Thursday’s sixth race at Arlington Park is a maiden special weight for two-year-old fillies, going a mile on the grass. The race is a mix of horses who have tried a turf mile before, runners stretching out for the first time, and others who are debuting at this longer trip.
As has been common in these juvenile maiden races, there are a few pairs of same-connection entries. Godolphin has two in this race, both bred to the nines. Carnival Colors, from the family of Royal Delta and closely bred to Khozan, makes her second start for trainer Mike Stidham. But, Beautify from the Eoin Harty barn is also entered to make her debut. She is by Lemon Drop Kid out of Hall of Fame inductee Ashado.
And, aside from their Godolphin charges, both Stidham and Harty have second entrants in the race. Stidham sends out Rainbow Warrior for her debut. Second-time starter Prima Valentina, a Peter O. Johnson homebred, also hails from the Eoin Harty shedrow.
Trainer Mikhail Yanakov entered a pair of homebreds, as Olympia Star, Inc. is Yanakov’s nom-de-course. Both by his stallion Skipshot, they include fourth-time starter Rosa Star and second-time starter Vasilisa.
- PRIMA VALENTINA (5/1) – This filly is by Hard Spun, whose progeny tend to do better with distance — even his two-year-old average winning distance is 6.85 furlongs, and his foals tend to pick it up later in their two-year-old year and into their three-year-old year. Dam Miss Alphie (Candi’s Gold) is a well-proven producer, with five of seven starters to have won, and four of those to have won on the lawn. Her most prominent foal is a turf miler, albeit a late-blooming one: Twentytwentyvision (Pollard’s Vision). He did win at second asking, but at age four. Miss Alphie has produced one two-year-old winner. Unusual Heatwave (Unusual Heat) won fifth-out down the Santa Anita hillside turf. That was a sprint, but not only do milers often adapt to the hill, he specifically went on to win at a mile on grass.

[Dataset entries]
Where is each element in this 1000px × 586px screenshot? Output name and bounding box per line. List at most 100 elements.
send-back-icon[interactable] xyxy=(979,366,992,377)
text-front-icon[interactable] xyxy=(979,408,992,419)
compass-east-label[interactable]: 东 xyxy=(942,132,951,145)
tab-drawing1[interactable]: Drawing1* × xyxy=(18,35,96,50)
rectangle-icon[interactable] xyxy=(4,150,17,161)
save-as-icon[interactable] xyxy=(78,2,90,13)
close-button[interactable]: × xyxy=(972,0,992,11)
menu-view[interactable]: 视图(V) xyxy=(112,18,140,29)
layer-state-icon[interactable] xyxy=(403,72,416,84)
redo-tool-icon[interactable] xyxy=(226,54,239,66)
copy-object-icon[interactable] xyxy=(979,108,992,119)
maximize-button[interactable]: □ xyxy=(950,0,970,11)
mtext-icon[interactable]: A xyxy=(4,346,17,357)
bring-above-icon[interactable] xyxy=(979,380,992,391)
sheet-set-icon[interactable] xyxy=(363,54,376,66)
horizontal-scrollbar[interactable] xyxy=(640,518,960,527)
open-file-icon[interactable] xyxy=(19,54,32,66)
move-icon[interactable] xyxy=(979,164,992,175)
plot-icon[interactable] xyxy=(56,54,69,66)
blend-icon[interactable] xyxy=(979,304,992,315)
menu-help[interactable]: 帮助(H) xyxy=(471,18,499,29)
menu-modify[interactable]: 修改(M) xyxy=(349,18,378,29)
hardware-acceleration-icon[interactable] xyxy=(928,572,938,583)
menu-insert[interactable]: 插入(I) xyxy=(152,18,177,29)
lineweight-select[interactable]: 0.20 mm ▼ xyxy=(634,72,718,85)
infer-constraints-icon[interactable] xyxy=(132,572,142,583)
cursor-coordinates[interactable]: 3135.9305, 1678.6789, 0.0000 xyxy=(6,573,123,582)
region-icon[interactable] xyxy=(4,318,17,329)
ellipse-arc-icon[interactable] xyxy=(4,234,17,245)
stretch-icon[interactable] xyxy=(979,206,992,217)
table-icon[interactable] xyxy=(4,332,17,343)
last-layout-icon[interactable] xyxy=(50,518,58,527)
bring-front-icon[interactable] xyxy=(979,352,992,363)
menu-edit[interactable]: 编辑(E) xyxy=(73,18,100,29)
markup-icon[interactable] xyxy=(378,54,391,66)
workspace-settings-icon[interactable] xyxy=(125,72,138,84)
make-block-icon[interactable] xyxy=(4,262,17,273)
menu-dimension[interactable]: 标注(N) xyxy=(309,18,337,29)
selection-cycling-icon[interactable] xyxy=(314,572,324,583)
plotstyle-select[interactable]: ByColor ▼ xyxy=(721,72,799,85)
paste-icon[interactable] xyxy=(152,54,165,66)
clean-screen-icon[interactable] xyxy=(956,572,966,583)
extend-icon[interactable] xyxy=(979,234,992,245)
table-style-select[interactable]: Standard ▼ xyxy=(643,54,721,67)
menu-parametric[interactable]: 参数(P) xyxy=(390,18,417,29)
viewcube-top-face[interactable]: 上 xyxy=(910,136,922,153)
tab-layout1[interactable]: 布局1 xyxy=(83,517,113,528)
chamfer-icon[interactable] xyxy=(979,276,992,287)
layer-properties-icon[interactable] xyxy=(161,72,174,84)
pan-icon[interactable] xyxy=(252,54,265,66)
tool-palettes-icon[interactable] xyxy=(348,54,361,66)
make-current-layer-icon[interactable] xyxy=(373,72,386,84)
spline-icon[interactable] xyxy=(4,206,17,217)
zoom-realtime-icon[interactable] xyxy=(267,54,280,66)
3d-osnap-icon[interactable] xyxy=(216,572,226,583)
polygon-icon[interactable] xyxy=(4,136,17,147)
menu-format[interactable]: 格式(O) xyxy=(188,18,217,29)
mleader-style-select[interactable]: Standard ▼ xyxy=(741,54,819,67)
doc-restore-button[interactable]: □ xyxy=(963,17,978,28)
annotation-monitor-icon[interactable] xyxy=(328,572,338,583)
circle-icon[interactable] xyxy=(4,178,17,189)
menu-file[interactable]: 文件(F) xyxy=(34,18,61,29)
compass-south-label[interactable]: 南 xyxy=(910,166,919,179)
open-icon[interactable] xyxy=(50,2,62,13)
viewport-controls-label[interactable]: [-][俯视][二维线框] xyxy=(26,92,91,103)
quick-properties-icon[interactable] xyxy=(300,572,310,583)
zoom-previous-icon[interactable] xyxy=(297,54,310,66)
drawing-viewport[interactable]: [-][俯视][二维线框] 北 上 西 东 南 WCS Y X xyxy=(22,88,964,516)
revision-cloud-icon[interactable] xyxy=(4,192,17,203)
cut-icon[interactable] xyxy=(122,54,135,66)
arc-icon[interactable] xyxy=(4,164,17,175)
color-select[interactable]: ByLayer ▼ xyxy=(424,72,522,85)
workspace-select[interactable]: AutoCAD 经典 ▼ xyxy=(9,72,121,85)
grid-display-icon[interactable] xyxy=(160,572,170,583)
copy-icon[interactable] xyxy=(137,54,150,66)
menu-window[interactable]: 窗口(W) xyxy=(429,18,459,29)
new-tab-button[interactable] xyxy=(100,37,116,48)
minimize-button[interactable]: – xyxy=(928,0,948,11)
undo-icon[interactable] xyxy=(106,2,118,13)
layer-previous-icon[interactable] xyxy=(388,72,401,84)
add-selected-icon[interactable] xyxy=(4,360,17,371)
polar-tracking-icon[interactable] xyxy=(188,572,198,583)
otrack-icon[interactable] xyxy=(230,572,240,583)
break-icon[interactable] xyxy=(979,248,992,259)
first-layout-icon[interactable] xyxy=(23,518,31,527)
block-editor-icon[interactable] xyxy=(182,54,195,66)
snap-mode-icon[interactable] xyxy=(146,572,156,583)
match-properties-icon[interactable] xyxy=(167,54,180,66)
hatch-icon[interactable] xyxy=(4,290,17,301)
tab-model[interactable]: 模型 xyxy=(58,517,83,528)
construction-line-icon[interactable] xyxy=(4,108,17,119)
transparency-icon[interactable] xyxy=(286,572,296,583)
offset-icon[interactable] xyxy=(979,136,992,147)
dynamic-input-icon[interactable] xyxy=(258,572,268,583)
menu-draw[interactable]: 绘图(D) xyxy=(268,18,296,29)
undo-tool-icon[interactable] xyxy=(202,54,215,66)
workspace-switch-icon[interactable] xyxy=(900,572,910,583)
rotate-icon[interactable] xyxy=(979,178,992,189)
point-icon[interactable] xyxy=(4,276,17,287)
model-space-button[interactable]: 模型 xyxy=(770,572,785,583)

▸ Work to do
Write the next part of the preview of Thursday's sixth race at Arlington Park, picking up after its last sentence. This material stands apart from the race preview.

▸ Output for this exercise
- RAINBOW WARRIOR (9/2) – Rainbow Warrior is by first-crop sire Verrazano, who still awaits his first winner but does have a son who finished second in the five-furlong Kentucky Juvenile Stakes in May. Verrazano, a son of More Than Ready, won first-out but did not make his debut until age three. Though he was a multiple Grade 1 winner on dirt, he was twice Group 1 placed at a turf mile, as well. Dam Becky’s Rainbow (Indygo Shiner) never won in five career starts, but did place in her two-year-old debut going five furlongs over the Retama grass. And, looking back up her family tree reveals two-year-old aptitude. Becky’s Rainbow is half to a pair of juvenile stakes winners: grass filly Oscar Party (Dixie Union) won the seven-furlong Kentucky Downs Juvenile Fillies Stakes, and Major Gain (More Than Ready) won the Arlington-Washington Futurity (G3) going a mile on polytrack.
- SENORITA TAPIT (8/1) – Despite her name, this filly is not by Tapit — she is by Lookin At Lucky out of a Tapit mare. Lookin At Lucky has a respectable strike rate with juveniles; five out of his 13 starters this year have won, and 71 of 162 so far. His progeny have been the kinds of runners who can tackle a short race as a juvenile, and then grow into themselves at three and beyond. Senorita Tapit’s female family has hit a dry spell in recent generations, and dam Tapit’s Rose missed the board in four career tries. But, third dam Rose of Summer (El Prado) produced Laragh (Tapit), a G1 winner routing on all-weather at two and a stakes winner routing on grass at three, as well as MGSW Summer Front (War Front), who won at age two going a mile on grass.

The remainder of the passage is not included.